* start *

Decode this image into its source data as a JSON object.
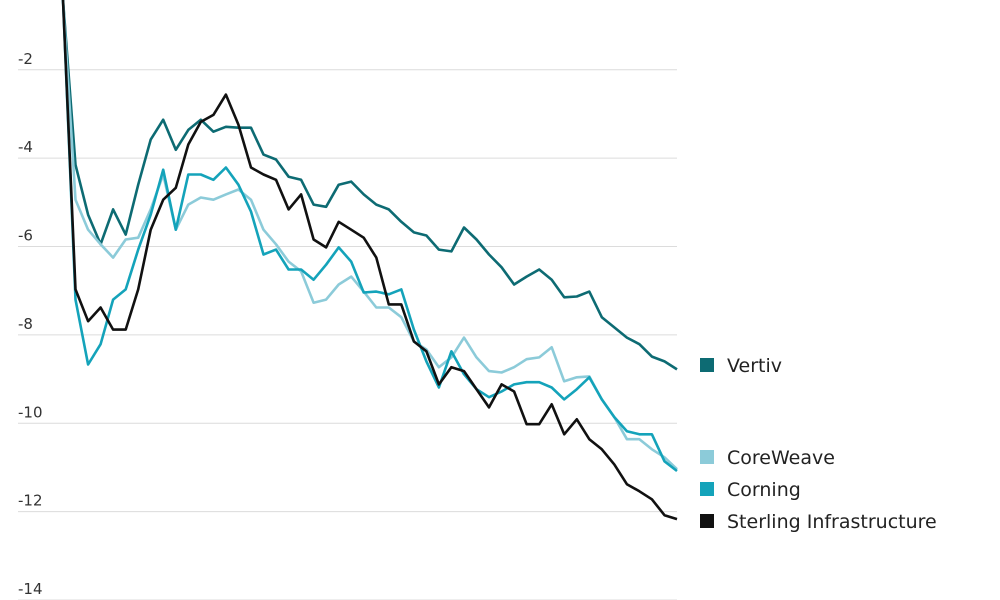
{
  "chart_data": {
    "type": "line",
    "categories": [
      null,
      null,
      null,
      null,
      null,
      null,
      null,
      null,
      null,
      null,
      null,
      null,
      null,
      null,
      null,
      null,
      null,
      null,
      null,
      null,
      null,
      null,
      null,
      null,
      null,
      null,
      null,
      null,
      null,
      null,
      null,
      null,
      null,
      null,
      null,
      null,
      null,
      null,
      null,
      null,
      null,
      null,
      null,
      null,
      null,
      null,
      null,
      null,
      null,
      null
    ],
    "ylim": [
      -14,
      -0.42
    ],
    "yticks": [
      -2,
      -4,
      -6,
      -8,
      -10,
      -12,
      -14
    ],
    "grid": true,
    "series": [
      {
        "name": "Vertiv",
        "color": "#0d6b73",
        "values": [
          -0.42,
          -4.15,
          -5.28,
          -5.95,
          -5.16,
          -5.73,
          -4.6,
          -3.58,
          -3.13,
          -3.81,
          -3.36,
          -3.13,
          -3.4,
          -3.29,
          -3.31,
          -3.31,
          -3.92,
          -4.03,
          -4.42,
          -4.49,
          -5.05,
          -5.1,
          -4.6,
          -4.53,
          -4.82,
          -5.05,
          -5.16,
          -5.44,
          -5.68,
          -5.75,
          -6.07,
          -6.11,
          -5.57,
          -5.84,
          -6.18,
          -6.47,
          -6.86,
          -6.68,
          -6.52,
          -6.75,
          -7.15,
          -7.13,
          -7.02,
          -7.6,
          -7.83,
          -8.06,
          -8.21,
          -8.49,
          -8.6,
          -8.78
        ]
      },
      {
        "name": "CoreWeave",
        "color": "#8ccbd9",
        "values": [
          -0.42,
          -4.94,
          -5.62,
          -5.95,
          -6.25,
          -5.84,
          -5.8,
          -5.16,
          -4.37,
          -5.62,
          -5.05,
          -4.89,
          -4.94,
          -4.82,
          -4.71,
          -4.94,
          -5.62,
          -5.95,
          -6.34,
          -6.56,
          -7.27,
          -7.2,
          -6.86,
          -6.68,
          -7.02,
          -7.38,
          -7.38,
          -7.6,
          -8.15,
          -8.33,
          -8.73,
          -8.51,
          -8.06,
          -8.51,
          -8.82,
          -8.85,
          -8.73,
          -8.55,
          -8.51,
          -8.28,
          -9.05,
          -8.96,
          -8.94,
          -9.46,
          -9.86,
          -10.36,
          -10.36,
          -10.59,
          -10.77,
          -11.04
        ]
      },
      {
        "name": "Corning",
        "color": "#14a3ba",
        "values": [
          -0.42,
          -7.2,
          -8.67,
          -8.21,
          -7.2,
          -6.97,
          -6.07,
          -5.28,
          -4.26,
          -5.62,
          -4.37,
          -4.37,
          -4.49,
          -4.21,
          -4.6,
          -5.21,
          -6.18,
          -6.07,
          -6.52,
          -6.52,
          -6.75,
          -6.41,
          -6.02,
          -6.34,
          -7.04,
          -7.02,
          -7.08,
          -6.97,
          -7.88,
          -8.6,
          -9.19,
          -8.37,
          -8.89,
          -9.23,
          -9.41,
          -9.28,
          -9.12,
          -9.07,
          -9.07,
          -9.19,
          -9.46,
          -9.23,
          -8.96,
          -9.46,
          -9.86,
          -10.18,
          -10.25,
          -10.25,
          -10.86,
          -11.08
        ]
      },
      {
        "name": "Sterling Infrastructure",
        "color": "#111111",
        "values": [
          -0.42,
          -6.97,
          -7.69,
          -7.38,
          -7.88,
          -7.88,
          -6.97,
          -5.62,
          -4.94,
          -4.67,
          -3.69,
          -3.18,
          -3.02,
          -2.56,
          -3.24,
          -4.21,
          -4.37,
          -4.49,
          -5.16,
          -4.82,
          -5.84,
          -6.02,
          -5.44,
          -5.62,
          -5.8,
          -6.25,
          -7.31,
          -7.31,
          -8.15,
          -8.37,
          -9.12,
          -8.73,
          -8.82,
          -9.23,
          -9.64,
          -9.12,
          -9.28,
          -10.02,
          -10.02,
          -9.57,
          -10.25,
          -9.91,
          -10.36,
          -10.59,
          -10.93,
          -11.38,
          -11.54,
          -11.72,
          -12.08,
          -12.17
        ]
      }
    ]
  }
}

* end *

= EXERCISE DIRECTIONS =
What is the number of lines above that hold the string "color"? Answer with that number alone.

= SOLUTION FOR THIS EXERCISE =
4